* begin ROWS *

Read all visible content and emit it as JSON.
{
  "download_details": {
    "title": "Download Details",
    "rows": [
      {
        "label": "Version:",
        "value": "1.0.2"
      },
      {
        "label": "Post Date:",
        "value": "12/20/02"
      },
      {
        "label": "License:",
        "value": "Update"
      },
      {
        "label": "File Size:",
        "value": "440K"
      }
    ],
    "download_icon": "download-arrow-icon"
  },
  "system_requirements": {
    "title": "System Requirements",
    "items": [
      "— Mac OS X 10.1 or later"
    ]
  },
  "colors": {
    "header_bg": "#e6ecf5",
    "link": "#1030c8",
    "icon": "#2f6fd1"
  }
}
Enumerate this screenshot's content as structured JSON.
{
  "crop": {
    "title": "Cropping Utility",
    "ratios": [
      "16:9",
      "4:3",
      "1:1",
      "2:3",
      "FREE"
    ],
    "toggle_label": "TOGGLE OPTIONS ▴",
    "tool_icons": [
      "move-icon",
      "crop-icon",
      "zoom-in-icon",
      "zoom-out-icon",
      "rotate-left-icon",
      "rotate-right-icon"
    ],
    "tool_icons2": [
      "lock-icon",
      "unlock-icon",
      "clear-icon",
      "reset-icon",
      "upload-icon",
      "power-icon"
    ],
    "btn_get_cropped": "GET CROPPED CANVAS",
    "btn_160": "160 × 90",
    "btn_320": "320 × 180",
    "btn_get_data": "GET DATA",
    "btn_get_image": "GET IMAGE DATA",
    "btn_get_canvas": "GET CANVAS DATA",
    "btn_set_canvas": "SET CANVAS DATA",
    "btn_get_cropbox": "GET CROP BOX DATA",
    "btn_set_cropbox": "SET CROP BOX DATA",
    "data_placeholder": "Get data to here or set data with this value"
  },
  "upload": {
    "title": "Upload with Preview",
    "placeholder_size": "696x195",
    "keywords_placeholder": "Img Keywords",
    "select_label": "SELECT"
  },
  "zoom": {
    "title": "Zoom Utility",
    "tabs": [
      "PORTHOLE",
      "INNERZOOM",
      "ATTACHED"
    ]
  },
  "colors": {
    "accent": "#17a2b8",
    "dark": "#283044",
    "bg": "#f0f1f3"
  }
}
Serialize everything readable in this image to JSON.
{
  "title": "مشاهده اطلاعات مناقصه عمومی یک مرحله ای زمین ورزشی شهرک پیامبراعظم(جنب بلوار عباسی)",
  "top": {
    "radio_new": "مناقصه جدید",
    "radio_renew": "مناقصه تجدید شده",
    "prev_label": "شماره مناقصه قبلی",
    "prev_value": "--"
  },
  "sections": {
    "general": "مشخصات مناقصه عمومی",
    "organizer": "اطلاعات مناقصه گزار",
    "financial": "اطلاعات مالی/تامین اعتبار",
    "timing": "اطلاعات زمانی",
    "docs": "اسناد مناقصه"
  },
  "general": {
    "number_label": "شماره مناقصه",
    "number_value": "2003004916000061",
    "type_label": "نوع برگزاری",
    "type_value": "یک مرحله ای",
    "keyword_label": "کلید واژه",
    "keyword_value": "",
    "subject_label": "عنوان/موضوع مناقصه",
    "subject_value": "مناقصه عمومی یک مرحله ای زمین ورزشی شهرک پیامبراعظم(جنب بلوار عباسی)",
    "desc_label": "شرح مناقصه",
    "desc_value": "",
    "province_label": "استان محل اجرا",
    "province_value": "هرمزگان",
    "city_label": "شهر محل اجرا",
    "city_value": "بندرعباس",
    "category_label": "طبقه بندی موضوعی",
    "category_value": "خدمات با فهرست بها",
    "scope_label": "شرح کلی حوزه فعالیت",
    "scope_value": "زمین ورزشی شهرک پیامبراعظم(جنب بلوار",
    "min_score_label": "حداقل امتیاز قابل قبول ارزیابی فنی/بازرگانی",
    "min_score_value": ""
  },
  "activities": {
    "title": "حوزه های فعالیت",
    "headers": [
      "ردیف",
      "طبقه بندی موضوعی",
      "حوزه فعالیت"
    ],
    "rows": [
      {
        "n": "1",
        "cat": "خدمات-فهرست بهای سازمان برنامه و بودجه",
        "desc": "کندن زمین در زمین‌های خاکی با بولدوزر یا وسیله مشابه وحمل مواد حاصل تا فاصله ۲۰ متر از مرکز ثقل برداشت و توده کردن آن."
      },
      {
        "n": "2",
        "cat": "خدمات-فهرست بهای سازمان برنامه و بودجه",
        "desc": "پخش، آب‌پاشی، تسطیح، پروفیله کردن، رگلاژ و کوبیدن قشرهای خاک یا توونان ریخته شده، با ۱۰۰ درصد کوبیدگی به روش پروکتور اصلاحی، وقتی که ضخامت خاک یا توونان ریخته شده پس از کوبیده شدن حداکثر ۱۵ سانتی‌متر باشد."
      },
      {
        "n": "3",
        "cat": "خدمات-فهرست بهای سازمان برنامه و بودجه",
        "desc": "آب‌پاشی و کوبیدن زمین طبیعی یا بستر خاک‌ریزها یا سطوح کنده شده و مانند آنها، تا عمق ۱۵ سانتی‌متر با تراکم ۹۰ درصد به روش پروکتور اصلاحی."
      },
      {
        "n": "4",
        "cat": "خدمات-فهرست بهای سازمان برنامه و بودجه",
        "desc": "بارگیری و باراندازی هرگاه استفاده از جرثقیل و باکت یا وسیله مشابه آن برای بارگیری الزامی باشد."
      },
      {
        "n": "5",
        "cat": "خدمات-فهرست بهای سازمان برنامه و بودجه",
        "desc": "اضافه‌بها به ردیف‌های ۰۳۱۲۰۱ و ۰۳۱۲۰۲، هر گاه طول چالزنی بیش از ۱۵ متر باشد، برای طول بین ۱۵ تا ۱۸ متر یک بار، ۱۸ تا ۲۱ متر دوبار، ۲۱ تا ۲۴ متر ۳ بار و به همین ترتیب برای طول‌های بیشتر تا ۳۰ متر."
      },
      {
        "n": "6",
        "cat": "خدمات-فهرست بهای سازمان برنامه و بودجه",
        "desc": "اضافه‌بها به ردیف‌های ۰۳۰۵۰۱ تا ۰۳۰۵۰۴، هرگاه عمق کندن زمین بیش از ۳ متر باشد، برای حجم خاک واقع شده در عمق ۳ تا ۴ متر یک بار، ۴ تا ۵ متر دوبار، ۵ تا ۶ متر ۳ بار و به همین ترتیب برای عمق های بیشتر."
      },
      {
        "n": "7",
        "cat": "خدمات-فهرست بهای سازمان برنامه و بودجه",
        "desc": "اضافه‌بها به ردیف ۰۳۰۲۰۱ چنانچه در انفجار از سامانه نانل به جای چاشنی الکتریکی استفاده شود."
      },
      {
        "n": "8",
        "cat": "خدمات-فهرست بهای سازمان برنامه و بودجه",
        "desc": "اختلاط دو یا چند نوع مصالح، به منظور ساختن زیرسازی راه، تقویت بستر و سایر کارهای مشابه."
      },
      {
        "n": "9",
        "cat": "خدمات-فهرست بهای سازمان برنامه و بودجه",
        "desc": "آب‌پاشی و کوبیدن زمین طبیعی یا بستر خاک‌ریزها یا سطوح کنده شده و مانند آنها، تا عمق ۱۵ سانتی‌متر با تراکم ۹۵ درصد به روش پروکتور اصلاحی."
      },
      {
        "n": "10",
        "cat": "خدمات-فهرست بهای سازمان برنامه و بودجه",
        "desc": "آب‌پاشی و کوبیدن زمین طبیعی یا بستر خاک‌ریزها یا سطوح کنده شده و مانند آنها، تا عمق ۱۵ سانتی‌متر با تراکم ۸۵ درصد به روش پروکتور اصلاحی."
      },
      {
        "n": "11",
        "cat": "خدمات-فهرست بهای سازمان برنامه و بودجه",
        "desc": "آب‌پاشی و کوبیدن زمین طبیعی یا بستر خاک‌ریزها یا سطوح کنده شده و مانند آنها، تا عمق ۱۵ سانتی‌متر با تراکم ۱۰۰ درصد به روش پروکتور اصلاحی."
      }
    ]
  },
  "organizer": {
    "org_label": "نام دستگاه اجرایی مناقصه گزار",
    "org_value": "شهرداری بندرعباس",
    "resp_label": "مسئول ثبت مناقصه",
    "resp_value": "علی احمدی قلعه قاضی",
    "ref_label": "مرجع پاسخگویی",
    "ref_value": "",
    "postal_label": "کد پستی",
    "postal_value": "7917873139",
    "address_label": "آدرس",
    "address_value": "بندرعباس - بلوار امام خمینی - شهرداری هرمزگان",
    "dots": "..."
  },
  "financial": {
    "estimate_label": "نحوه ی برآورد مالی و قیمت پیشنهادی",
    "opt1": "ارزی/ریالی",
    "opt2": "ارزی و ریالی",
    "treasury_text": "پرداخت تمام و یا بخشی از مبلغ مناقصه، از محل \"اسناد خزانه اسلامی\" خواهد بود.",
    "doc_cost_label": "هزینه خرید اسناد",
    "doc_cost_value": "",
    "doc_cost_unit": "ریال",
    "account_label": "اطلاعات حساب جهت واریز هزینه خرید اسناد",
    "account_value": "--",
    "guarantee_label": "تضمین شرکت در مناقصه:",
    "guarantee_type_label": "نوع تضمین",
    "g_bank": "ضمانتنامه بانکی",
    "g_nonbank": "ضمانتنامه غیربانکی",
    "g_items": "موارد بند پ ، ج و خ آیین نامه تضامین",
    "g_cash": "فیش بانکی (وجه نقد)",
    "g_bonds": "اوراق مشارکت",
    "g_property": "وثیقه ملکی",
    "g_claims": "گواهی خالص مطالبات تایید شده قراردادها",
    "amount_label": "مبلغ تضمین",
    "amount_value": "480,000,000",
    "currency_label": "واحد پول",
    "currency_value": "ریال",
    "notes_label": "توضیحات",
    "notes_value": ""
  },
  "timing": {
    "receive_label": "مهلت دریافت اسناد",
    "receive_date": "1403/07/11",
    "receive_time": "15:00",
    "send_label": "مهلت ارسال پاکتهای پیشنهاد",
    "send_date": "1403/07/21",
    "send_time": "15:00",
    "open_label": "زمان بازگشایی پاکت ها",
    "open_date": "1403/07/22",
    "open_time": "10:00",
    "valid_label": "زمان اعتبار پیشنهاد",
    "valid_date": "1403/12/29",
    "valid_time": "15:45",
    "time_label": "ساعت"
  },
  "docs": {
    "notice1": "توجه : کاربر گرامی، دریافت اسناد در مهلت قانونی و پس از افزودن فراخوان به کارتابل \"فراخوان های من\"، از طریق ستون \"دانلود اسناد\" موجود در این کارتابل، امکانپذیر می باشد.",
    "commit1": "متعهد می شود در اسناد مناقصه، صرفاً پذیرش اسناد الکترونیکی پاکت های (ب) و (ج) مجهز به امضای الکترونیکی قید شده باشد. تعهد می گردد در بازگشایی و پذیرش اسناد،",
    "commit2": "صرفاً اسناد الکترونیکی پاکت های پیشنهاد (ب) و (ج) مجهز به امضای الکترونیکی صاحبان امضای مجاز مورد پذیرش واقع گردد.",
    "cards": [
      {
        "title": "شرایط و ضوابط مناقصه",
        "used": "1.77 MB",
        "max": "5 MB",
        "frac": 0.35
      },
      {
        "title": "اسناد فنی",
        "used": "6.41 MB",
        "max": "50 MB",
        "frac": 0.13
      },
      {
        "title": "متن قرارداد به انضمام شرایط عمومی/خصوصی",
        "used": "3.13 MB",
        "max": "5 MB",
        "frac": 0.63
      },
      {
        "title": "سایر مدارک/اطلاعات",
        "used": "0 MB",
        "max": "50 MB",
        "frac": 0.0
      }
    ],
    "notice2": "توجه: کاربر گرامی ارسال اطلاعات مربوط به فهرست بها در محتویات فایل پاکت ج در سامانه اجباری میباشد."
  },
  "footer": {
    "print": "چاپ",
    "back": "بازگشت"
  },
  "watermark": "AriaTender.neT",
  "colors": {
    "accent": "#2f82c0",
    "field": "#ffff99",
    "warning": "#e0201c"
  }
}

* end ROWS *

- **INSTRUCTION**:
Report the number of lines that include the string "Utility"; return nothing but the count.

- **THE OUTPUT**:
2